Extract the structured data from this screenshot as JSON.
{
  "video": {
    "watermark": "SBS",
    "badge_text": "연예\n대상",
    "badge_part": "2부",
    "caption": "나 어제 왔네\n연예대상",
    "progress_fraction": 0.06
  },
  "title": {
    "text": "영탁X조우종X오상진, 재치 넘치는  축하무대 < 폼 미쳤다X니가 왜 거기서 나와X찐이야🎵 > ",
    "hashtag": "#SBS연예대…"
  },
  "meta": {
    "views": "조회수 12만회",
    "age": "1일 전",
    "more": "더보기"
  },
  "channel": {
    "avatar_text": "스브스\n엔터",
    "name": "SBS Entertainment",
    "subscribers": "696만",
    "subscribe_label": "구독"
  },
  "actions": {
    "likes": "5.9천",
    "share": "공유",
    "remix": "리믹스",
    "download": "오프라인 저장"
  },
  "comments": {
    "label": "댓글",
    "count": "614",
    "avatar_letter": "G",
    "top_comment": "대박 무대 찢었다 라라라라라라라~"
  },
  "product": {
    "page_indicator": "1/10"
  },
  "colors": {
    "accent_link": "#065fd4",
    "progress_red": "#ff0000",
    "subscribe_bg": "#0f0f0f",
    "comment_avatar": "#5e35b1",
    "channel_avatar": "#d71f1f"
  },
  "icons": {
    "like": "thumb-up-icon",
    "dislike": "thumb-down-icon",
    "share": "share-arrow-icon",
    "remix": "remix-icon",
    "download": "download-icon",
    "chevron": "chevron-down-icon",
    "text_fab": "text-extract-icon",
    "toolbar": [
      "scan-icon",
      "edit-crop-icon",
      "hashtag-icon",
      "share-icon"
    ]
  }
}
------------------------------------------------------------------------
▶ **SHORT TASK**
Take every line from the data above that holds "thumb" and copy it out.

▶ **EXERCISE ANSWER**
    "like": "thumb-up-icon",
    "dislike": "thumb-down-icon",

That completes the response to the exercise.